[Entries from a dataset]
· · ·
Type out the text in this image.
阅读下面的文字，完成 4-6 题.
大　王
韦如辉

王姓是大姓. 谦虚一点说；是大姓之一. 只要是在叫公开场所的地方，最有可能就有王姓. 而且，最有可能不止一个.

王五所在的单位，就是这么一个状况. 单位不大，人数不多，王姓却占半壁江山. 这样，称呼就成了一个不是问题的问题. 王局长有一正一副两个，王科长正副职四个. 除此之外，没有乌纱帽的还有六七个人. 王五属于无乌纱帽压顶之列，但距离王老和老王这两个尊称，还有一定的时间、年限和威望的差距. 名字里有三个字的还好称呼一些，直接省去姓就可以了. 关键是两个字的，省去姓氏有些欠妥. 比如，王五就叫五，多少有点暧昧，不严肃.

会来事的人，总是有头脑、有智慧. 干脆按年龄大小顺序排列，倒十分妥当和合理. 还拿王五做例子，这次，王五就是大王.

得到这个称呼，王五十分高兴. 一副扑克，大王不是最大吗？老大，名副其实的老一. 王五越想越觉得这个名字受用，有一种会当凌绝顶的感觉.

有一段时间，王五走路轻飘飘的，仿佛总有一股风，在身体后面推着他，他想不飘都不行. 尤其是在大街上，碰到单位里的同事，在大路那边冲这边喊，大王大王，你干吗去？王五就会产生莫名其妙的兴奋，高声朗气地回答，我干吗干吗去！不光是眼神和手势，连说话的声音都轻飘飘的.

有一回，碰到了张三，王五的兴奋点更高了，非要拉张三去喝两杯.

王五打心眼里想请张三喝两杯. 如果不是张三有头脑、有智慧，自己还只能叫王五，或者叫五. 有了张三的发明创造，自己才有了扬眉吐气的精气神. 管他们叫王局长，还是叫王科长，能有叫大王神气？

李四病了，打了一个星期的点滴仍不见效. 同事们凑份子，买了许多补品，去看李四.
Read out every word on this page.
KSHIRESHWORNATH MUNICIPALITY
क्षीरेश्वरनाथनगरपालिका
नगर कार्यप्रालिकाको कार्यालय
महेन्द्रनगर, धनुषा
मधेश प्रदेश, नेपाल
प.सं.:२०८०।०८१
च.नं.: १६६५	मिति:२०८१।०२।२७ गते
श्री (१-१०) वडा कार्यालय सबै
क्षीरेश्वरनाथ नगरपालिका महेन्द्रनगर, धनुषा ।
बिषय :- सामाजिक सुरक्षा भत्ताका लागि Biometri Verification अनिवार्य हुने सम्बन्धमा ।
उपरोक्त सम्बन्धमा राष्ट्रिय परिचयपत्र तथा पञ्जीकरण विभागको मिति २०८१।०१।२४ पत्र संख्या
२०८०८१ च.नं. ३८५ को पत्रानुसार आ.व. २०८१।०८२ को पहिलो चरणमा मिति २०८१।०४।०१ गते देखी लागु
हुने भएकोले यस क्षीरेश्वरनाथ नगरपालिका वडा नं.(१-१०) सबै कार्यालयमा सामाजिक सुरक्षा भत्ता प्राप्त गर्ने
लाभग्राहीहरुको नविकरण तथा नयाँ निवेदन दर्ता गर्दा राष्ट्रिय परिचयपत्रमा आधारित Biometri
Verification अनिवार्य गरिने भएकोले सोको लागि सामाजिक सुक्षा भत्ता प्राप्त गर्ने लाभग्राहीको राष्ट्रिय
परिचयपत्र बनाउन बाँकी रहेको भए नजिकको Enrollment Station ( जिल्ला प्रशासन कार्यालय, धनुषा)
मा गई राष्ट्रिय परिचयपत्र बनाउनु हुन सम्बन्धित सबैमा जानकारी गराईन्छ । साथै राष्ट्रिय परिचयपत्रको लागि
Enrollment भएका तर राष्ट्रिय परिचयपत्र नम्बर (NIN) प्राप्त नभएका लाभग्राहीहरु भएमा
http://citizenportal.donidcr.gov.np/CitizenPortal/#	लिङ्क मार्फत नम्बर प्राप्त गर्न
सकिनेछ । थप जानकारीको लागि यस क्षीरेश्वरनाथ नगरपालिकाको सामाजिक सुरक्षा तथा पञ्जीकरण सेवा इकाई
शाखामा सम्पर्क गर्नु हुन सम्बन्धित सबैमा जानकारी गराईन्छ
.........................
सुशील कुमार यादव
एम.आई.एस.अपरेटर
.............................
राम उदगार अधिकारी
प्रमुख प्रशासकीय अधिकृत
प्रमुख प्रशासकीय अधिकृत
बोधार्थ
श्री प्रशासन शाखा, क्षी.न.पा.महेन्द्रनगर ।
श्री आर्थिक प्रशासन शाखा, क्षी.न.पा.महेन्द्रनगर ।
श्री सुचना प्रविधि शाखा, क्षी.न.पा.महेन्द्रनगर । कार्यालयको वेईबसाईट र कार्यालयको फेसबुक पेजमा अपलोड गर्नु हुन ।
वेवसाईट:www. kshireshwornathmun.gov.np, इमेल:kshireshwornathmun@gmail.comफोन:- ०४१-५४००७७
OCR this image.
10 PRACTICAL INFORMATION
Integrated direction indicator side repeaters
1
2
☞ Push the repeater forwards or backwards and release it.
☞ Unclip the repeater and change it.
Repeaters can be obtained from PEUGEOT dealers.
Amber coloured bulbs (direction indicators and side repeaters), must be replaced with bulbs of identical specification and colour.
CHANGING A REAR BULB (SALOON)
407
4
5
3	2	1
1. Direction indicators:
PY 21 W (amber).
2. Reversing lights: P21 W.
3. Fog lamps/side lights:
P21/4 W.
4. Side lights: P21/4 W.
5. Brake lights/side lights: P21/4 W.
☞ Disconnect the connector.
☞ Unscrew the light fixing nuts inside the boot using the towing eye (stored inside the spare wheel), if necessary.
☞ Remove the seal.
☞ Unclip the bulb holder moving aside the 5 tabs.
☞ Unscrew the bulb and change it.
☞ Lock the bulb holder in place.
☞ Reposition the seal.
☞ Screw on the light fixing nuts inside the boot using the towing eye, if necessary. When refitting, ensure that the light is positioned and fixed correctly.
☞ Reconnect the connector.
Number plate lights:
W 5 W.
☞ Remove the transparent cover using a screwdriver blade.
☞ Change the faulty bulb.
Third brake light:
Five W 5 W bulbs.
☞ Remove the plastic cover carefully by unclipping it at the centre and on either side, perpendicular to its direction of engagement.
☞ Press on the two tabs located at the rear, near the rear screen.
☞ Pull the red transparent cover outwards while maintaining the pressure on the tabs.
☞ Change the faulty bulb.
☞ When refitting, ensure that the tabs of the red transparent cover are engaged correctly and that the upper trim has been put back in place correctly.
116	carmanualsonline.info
· · ·
◆ Given exercise ◆
Write out the full listing exactly as given.

◆ Reply to the task ◆
Type out the text in this image.
阅读下面的文字，完成 4-6 题.
大　王
韦如辉

王姓是大姓. 谦虚一点说；是大姓之一. 只要是在叫公开场所的地方，最有可能就有王姓. 而且，最有可能不止一个.

王五所在的单位，就是这么一个状况. 单位不大，人数不多，王姓却占半壁江山. 这样，称呼就成了一个不是问题的问题. 王局长有一正一副两个，王科长正副职四个. 除此之外，没有乌纱帽的还有六七个人. 王五属于无乌纱帽压顶之列，但距离王老和老王这两个尊称，还有一定的时间、年限和威望的差距. 名字里有三个字的还好称呼一些，直接省去姓就可以了. 关键是两个字的，省去姓氏有些欠妥. 比如，王五就叫五，多少有点暧昧，不严肃.

会来事的人，总是有头脑、有智慧. 干脆按年龄大小顺序排列，倒十分妥当和合理. 还拿王五做例子，这次，王五就是大王.

得到这个称呼，王五十分高兴. 一副扑克，大王不是最大吗？老大，名副其实的老一. 王五越想越觉得这个名字受用，有一种会当凌绝顶的感觉.

有一段时间，王五走路轻飘飘的，仿佛总有一股风，在身体后面推着他，他想不飘都不行. 尤其是在大街上，碰到单位里的同事，在大路那边冲这边喊，大王大王，你干吗去？王五就会产生莫名其妙的兴奋，高声朗气地回答，我干吗干吗去！不光是眼神和手势，连说话的声音都轻飘飘的.

有一回，碰到了张三，王五的兴奋点更高了，非要拉张三去喝两杯.

王五打心眼里想请张三喝两杯. 如果不是张三有头脑、有智慧，自己还只能叫王五，或者叫五. 有了张三的发明创造，自己才有了扬眉吐气的精气神. 管他们叫王局长，还是叫王科长，能有叫大王神气？

李四病了，打了一个星期的点滴仍不见效. 同事们凑份子，买了许多补品，去看李四.
Read out every word on this page.
KSHIRESHWORNATH MUNICIPALITY
क्षीरेश्वरनाथनगरपालिका
नगर कार्यप्रालिकाको कार्यालय
महेन्द्रनगर, धनुषा
मधेश प्रदेश, नेपाल
प.सं.:२०८०।०८१
च.नं.: १६६५	मिति:२०८१।०२।२७ गते
श्री (१-१०) वडा कार्यालय सबै
क्षीरेश्वरनाथ नगरपालिका महेन्द्रनगर, धनुषा ।
बिषय :- सामाजिक सुरक्षा भत्ताका लागि Biometri Verification अनिवार्य हुने सम्बन्धमा ।
उपरोक्त सम्बन्धमा राष्ट्रिय परिचयपत्र तथा पञ्जीकरण विभागको मिति २०८१।०१।२४ पत्र संख्या
२०८०८१ च.नं. ३८५ को पत्रानुसार आ.व. २०८१।०८२ को पहिलो चरणमा मिति २०८१।०४।०१ गते देखी लागु
हुने भएकोले यस क्षीरेश्वरनाथ नगरपालिका वडा नं.(१-१०) सबै कार्यालयमा सामाजिक सुरक्षा भत्ता प्राप्त गर्ने
लाभग्राहीहरुको नविकरण तथा नयाँ निवेदन दर्ता गर्दा राष्ट्रिय परिचयपत्रमा आधारित Biometri
Verification अनिवार्य गरिने भएकोले सोको लागि सामाजिक सुक्षा भत्ता प्राप्त गर्ने लाभग्राहीको राष्ट्रिय
परिचयपत्र बनाउन बाँकी रहेको भए नजिकको Enrollment Station ( जिल्ला प्रशासन कार्यालय, धनुषा)
मा गई राष्ट्रिय परिचयपत्र बनाउनु हुन सम्बन्धित सबैमा जानकारी गराईन्छ । साथै राष्ट्रिय परिचयपत्रको लागि
Enrollment भएका तर राष्ट्रिय परिचयपत्र नम्बर (NIN) प्राप्त नभएका लाभग्राहीहरु भएमा
http://citizenportal.donidcr.gov.np/CitizenPortal/#	लिङ्क मार्फत नम्बर प्राप्त गर्न
सकिनेछ । थप जानकारीको लागि यस क्षीरेश्वरनाथ नगरपालिकाको सामाजिक सुरक्षा तथा पञ्जीकरण सेवा इकाई
शाखामा सम्पर्क गर्नु हुन सम्बन्धित सबैमा जानकारी गराईन्छ
.........................
सुशील कुमार यादव
एम.आई.एस.अपरेटर
.............................
राम उदगार अधिकारी
प्रमुख प्रशासकीय अधिकृत
प्रमुख प्रशासकीय अधिकृत
बोधार्थ
श्री प्रशासन शाखा, क्षी.न.पा.महेन्द्रनगर ।
श्री आर्थिक प्रशासन शाखा, क्षी.न.पा.महेन्द्रनगर ।
श्री सुचना प्रविधि शाखा, क्षी.न.पा.महेन्द्रनगर । कार्यालयको वेईबसाईट र कार्यालयको फेसबुक पेजमा अपलोड गर्नु हुन ।
वेवसाईट:www. kshireshwornathmun.gov.np, इमेल:kshireshwornathmun@gmail.comफोन:- ०४१-५४००७७
OCR this image.
10 PRACTICAL INFORMATION
Integrated direction indicator side repeaters
1
2
☞ Push the repeater forwards or backwards and release it.
☞ Unclip the repeater and change it.
Repeaters can be obtained from PEUGEOT dealers.
Amber coloured bulbs (direction indicators and side repeaters), must be replaced with bulbs of identical specification and colour.
CHANGING A REAR BULB (SALOON)
407
4
5
3	2	1
1. Direction indicators:
PY 21 W (amber).
2. Reversing lights: P21 W.
3. Fog lamps/side lights:
P21/4 W.
4. Side lights: P21/4 W.
5. Brake lights/side lights: P21/4 W.
☞ Disconnect the connector.
☞ Unscrew the light fixing nuts inside the boot using the towing eye (stored inside the spare wheel), if necessary.
☞ Remove the seal.
☞ Unclip the bulb holder moving aside the 5 tabs.
☞ Unscrew the bulb and change it.
☞ Lock the bulb holder in place.
☞ Reposition the seal.
☞ Screw on the light fixing nuts inside the boot using the towing eye, if necessary. When refitting, ensure that the light is positioned and fixed correctly.
☞ Reconnect the connector.
Number plate lights:
W 5 W.
☞ Remove the transparent cover using a screwdriver blade.
☞ Change the faulty bulb.
Third brake light:
Five W 5 W bulbs.
☞ Remove the plastic cover carefully by unclipping it at the centre and on either side, perpendicular to its direction of engagement.
☞ Press on the two tabs located at the rear, near the rear screen.
☞ Pull the red transparent cover outwards while maintaining the pressure on the tabs.
☞ Change the faulty bulb.
☞ When refitting, ensure that the tabs of the red transparent cover are engaged correctly and that the upper trim has been put back in place correctly.
116	carmanualsonline.info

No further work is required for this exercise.